No Strings Attached had all the makings of another flop like Going the Distance: charming leads, witty role reversals, drunk girls making fools of themselves. Elizabeth Meriwether’s smart script, which manages to balance foolishness and intelligence (the two are not always mutually exclusive), places it a bit below the rest on the offensiveness scale. A supporting cast that includes genuinely funny ladies Greta Gerwig and Mindy Kaling, adorable Olivia Thirlby, charmingly neurotic Lake Bell, and Ludacris certainly doesn’t hurt. Costuming and music are period-appropriate and appealing to the twenty-somethings the movie targets: a Mariachi band plays The Pussycat Dolls while a country trio covers Jay Z’s “99 Problems,” and Juicy Couture gets a jab with a pair of shorts shouting WHORE across the backside. Pop culture references can be distracting, but Meriwether manages a delicate equilibrium between overload and out-of-the-blue witty. The movie’s pacing keeps it rolling along, and Meriwether’s script mostly keeps its head above water though there are a few lines that sink like stones. There’s a sex montage (because what sex/romantic comedy would be complete without cute, albeit honest sex?), a menstruation bit (because “it’s like a crime scene in my pants”), and gratuitous male derriere (specifically, Kutcher’s). These are pretty standard ingredients in a romantic comedy, but Portman and her female castmates, who don’t spend hours agonizing over their beaus in self-deprecating ways, keep the early part of No Strings Attached from joining the ranks of Valentine’s Day and He’s Just Not That Into You.

Extracted data:
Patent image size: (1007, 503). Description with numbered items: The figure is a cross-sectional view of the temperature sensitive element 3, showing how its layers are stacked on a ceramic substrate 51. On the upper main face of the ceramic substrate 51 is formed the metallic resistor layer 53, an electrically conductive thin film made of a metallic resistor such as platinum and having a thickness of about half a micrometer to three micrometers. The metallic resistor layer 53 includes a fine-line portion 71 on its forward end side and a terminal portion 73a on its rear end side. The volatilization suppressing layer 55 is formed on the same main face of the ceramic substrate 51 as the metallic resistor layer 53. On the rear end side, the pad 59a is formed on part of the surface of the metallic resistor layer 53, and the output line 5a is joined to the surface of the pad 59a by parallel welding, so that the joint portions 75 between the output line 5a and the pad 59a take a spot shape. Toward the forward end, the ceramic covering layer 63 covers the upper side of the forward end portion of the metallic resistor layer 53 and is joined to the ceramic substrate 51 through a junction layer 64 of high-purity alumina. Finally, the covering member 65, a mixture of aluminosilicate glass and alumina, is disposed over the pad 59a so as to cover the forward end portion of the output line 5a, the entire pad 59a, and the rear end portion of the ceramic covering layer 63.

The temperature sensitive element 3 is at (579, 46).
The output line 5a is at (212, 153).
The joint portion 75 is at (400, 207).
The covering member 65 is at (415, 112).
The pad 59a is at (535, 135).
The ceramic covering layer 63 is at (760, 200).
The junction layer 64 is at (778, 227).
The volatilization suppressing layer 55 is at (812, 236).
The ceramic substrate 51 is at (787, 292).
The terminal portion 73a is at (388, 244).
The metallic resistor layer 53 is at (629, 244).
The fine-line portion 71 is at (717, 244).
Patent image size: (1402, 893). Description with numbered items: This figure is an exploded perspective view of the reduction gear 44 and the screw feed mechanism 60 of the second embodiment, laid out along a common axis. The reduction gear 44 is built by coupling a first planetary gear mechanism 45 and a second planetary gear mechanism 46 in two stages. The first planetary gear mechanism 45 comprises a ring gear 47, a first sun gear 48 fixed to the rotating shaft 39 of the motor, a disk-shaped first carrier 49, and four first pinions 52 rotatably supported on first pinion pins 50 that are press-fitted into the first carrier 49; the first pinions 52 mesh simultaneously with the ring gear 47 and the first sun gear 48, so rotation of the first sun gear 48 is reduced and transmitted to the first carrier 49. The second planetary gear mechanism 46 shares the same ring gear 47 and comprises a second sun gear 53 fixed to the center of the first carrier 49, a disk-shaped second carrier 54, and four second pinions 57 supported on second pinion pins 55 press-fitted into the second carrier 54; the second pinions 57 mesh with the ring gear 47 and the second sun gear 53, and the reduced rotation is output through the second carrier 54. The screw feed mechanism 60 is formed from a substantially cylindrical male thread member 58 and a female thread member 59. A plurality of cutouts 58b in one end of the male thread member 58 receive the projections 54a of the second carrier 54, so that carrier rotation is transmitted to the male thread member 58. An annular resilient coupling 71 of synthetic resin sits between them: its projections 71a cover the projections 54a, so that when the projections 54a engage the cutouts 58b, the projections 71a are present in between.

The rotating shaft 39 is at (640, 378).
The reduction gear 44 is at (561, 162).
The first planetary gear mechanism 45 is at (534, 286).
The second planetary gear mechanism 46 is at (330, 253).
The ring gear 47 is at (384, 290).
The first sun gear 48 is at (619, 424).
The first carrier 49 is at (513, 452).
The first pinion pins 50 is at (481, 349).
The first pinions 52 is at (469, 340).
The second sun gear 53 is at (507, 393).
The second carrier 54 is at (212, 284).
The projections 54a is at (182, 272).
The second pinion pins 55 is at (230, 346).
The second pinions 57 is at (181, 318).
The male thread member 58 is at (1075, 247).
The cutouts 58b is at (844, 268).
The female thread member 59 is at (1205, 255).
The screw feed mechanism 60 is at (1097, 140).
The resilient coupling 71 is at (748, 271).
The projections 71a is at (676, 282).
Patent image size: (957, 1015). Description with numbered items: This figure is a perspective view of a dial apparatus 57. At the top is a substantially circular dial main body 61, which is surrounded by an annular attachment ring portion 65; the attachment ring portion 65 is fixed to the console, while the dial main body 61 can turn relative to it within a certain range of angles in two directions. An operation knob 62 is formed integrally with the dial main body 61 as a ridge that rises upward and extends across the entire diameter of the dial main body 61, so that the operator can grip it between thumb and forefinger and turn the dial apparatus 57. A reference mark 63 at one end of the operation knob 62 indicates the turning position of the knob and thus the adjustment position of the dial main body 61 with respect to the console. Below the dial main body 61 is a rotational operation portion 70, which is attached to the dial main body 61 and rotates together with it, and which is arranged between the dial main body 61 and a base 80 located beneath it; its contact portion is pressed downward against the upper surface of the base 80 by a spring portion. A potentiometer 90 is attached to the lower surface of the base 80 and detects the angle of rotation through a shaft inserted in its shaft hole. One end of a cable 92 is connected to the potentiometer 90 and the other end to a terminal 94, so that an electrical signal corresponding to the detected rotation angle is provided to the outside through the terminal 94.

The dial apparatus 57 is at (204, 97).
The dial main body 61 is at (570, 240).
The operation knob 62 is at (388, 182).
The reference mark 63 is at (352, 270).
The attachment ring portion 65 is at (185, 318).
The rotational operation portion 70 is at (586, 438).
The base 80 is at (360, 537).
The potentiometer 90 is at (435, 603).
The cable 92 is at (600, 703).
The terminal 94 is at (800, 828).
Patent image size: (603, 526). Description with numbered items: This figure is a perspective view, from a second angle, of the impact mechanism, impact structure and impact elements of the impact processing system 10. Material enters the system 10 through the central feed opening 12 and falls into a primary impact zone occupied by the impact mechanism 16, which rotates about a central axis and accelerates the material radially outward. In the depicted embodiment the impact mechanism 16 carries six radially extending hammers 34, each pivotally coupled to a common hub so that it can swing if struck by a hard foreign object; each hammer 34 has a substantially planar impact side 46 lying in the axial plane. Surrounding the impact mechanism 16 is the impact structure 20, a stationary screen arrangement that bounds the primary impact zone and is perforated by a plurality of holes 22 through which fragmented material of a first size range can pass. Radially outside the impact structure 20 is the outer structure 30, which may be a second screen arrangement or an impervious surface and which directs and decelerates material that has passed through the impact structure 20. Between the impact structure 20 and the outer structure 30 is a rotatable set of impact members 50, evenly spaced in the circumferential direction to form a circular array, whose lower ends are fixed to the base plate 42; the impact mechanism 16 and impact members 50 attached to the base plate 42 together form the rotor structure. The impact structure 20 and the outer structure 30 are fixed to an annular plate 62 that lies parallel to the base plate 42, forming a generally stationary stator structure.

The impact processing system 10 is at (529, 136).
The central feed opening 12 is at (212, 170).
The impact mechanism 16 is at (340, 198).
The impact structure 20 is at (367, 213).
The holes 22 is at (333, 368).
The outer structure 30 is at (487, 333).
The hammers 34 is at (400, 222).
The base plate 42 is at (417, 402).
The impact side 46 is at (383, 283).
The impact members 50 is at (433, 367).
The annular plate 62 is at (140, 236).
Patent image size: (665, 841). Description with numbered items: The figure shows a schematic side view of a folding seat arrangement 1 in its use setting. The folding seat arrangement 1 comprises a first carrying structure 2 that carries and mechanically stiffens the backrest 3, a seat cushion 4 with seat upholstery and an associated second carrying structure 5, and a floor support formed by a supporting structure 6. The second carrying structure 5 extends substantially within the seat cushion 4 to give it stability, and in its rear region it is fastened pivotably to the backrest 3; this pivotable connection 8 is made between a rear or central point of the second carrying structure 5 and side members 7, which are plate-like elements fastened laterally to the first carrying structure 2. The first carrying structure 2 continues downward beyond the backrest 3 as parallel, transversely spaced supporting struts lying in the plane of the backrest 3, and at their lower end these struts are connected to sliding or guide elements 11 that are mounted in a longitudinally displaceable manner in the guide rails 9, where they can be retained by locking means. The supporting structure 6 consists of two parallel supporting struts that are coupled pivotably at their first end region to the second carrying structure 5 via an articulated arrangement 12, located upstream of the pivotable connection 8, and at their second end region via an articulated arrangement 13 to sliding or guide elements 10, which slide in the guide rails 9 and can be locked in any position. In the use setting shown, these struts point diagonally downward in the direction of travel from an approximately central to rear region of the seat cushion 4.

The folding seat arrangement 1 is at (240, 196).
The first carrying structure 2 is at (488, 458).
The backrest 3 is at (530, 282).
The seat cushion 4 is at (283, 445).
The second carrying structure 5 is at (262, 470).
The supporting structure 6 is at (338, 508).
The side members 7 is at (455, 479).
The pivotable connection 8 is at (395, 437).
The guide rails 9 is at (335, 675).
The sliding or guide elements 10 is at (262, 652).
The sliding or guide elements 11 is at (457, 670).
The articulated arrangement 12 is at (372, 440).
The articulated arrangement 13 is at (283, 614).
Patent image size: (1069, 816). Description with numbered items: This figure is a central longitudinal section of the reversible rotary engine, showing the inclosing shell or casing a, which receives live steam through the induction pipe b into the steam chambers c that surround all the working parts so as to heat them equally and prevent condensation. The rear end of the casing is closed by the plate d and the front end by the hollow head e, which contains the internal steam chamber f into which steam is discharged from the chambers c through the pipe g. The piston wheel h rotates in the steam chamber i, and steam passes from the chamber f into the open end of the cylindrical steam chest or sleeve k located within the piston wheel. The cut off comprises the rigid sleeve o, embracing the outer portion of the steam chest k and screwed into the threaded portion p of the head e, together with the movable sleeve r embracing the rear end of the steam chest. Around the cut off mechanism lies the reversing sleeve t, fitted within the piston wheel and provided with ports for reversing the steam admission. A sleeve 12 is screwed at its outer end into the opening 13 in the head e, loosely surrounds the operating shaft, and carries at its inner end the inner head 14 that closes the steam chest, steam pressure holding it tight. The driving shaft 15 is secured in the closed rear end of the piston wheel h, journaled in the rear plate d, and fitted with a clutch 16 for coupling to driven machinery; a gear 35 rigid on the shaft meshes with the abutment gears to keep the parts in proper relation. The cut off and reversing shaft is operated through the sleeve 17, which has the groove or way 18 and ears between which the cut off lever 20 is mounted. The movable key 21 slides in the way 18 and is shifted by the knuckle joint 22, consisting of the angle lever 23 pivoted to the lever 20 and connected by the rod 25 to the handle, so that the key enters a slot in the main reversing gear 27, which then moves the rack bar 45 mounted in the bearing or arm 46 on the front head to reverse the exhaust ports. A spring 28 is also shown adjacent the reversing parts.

Given request:
In the review of No Strings Attached, which song does a country trio cover? The records aren't needed here.

In response:
Jay Z's "99 Problems."